All of the data should be output character for character, except the pictures.

:: Record excerpts

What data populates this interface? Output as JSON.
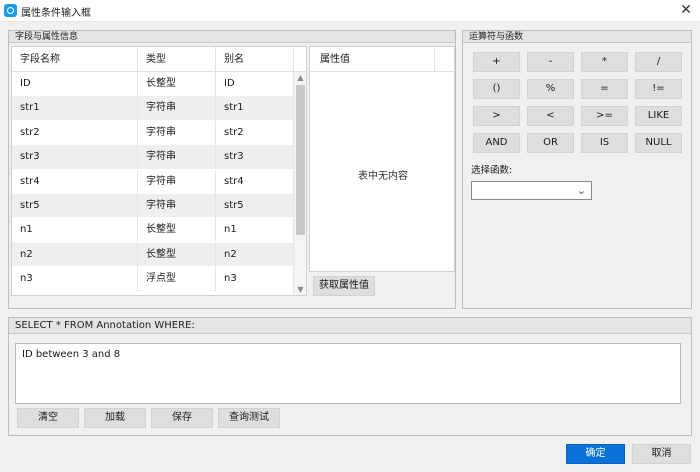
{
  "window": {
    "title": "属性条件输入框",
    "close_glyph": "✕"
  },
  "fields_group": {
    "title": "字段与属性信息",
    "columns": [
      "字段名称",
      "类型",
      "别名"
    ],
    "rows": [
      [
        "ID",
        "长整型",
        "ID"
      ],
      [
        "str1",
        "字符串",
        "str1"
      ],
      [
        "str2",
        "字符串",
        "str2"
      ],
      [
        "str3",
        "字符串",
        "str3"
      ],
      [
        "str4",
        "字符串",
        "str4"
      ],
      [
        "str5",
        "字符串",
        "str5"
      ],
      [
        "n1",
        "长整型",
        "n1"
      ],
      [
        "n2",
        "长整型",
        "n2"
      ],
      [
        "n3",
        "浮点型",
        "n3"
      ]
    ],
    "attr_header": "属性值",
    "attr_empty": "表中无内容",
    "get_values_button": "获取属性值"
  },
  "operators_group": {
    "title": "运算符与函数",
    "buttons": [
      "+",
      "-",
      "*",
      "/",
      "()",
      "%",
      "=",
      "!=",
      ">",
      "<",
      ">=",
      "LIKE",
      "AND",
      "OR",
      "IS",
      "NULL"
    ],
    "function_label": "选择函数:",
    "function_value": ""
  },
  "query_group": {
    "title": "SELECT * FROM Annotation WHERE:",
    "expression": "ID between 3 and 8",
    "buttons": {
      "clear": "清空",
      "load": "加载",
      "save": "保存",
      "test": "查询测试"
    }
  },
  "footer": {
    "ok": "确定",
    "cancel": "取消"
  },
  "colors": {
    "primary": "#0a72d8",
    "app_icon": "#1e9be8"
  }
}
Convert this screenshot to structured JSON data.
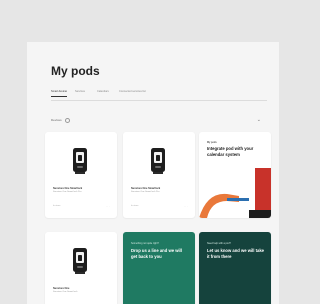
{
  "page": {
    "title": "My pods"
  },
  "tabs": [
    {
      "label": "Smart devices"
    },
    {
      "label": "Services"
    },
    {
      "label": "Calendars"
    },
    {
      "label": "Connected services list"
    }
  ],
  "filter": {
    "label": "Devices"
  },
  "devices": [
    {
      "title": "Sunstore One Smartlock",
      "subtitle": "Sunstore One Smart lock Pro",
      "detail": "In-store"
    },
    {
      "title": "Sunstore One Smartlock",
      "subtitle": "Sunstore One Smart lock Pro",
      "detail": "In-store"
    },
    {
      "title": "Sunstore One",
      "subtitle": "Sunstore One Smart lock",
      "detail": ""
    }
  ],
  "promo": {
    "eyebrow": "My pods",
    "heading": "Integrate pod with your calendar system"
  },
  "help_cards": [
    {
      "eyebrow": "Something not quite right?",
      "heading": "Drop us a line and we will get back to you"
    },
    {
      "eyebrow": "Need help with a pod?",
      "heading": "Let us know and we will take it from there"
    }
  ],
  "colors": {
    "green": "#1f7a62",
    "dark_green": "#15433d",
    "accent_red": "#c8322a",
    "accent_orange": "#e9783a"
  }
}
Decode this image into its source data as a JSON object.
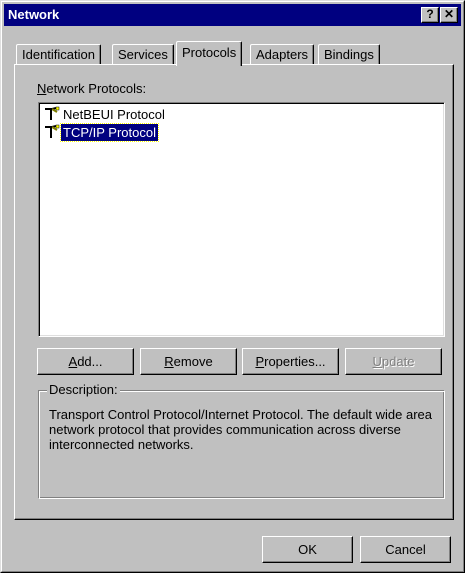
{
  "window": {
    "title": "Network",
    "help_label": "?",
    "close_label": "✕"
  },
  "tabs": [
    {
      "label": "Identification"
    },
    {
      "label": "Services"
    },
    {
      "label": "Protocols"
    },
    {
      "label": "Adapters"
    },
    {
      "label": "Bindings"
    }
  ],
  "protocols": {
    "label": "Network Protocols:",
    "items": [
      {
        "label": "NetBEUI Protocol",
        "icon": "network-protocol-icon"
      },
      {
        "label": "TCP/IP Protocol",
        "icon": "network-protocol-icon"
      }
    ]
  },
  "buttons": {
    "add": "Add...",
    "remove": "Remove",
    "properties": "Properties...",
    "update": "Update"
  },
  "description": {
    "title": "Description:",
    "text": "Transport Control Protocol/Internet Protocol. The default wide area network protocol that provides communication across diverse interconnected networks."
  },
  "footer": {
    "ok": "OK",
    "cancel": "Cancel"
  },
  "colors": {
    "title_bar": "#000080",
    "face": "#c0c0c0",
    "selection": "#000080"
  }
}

::::

**Reply to the exercise**:
What data populates this interface? Output as JSON.
{
  "window": {
    "title": "属性条件输入框",
    "close_glyph": "✕"
  },
  "fields_group": {
    "title": "字段与属性信息",
    "columns": [
      "字段名称",
      "类型",
      "别名"
    ],
    "rows": [
      [
        "ID",
        "长整型",
        "ID"
      ],
      [
        "str1",
        "字符串",
        "str1"
      ],
      [
        "str2",
        "字符串",
        "str2"
      ],
      [
        "str3",
        "字符串",
        "str3"
      ],
      [
        "str4",
        "字符串",
        "str4"
      ],
      [
        "str5",
        "字符串",
        "str5"
      ],
      [
        "n1",
        "长整型",
        "n1"
      ],
      [
        "n2",
        "长整型",
        "n2"
      ],
      [
        "n3",
        "浮点型",
        "n3"
      ]
    ],
    "attr_header": "属性值",
    "attr_empty": "表中无内容",
    "get_values_button": "获取属性值"
  },
  "operators_group": {
    "title": "运算符与函数",
    "buttons": [
      "+",
      "-",
      "*",
      "/",
      "()",
      "%",
      "=",
      "!=",
      ">",
      "<",
      ">=",
      "LIKE",
      "AND",
      "OR",
      "IS",
      "NULL"
    ],
    "function_label": "选择函数:",
    "function_value": ""
  },
  "query_group": {
    "title": "SELECT * FROM Annotation WHERE:",
    "expression": "ID between 3 and 8",
    "buttons": {
      "clear": "清空",
      "load": "加载",
      "save": "保存",
      "test": "查询测试"
    }
  },
  "footer": {
    "ok": "确定",
    "cancel": "取消"
  },
  "colors": {
    "primary": "#0a72d8",
    "app_icon": "#1e9be8"
  }
}
Convert this screenshot to structured JSON data.
{
  "page": {
    "title": "My pods"
  },
  "tabs": [
    {
      "label": "Smart devices"
    },
    {
      "label": "Services"
    },
    {
      "label": "Calendars"
    },
    {
      "label": "Connected services list"
    }
  ],
  "filter": {
    "label": "Devices"
  },
  "devices": [
    {
      "title": "Sunstore One Smartlock",
      "subtitle": "Sunstore One Smart lock Pro",
      "detail": "In-store"
    },
    {
      "title": "Sunstore One Smartlock",
      "subtitle": "Sunstore One Smart lock Pro",
      "detail": "In-store"
    },
    {
      "title": "Sunstore One",
      "subtitle": "Sunstore One Smart lock",
      "detail": ""
    }
  ],
  "promo": {
    "eyebrow": "My pods",
    "heading": "Integrate pod with your calendar system"
  },
  "help_cards": [
    {
      "eyebrow": "Something not quite right?",
      "heading": "Drop us a line and we will get back to you"
    },
    {
      "eyebrow": "Need help with a pod?",
      "heading": "Let us know and we will take it from there"
    }
  ],
  "colors": {
    "green": "#1f7a62",
    "dark_green": "#15433d",
    "accent_red": "#c8322a",
    "accent_orange": "#e9783a"
  }
}
Decode this image into its source data as a JSON object.
{
  "window": {
    "title": "Network",
    "help_label": "?",
    "close_label": "✕"
  },
  "tabs": [
    {
      "label": "Identification"
    },
    {
      "label": "Services"
    },
    {
      "label": "Protocols"
    },
    {
      "label": "Adapters"
    },
    {
      "label": "Bindings"
    }
  ],
  "protocols": {
    "label": "Network Protocols:",
    "items": [
      {
        "label": "NetBEUI Protocol",
        "icon": "network-protocol-icon"
      },
      {
        "label": "TCP/IP Protocol",
        "icon": "network-protocol-icon"
      }
    ]
  },
  "buttons": {
    "add": "Add...",
    "remove": "Remove",
    "properties": "Properties...",
    "update": "Update"
  },
  "description": {
    "title": "Description:",
    "text": "Transport Control Protocol/Internet Protocol. The default wide area network protocol that provides communication across diverse interconnected networks."
  },
  "footer": {
    "ok": "OK",
    "cancel": "Cancel"
  },
  "colors": {
    "title_bar": "#000080",
    "face": "#c0c0c0",
    "selection": "#000080"
  }
}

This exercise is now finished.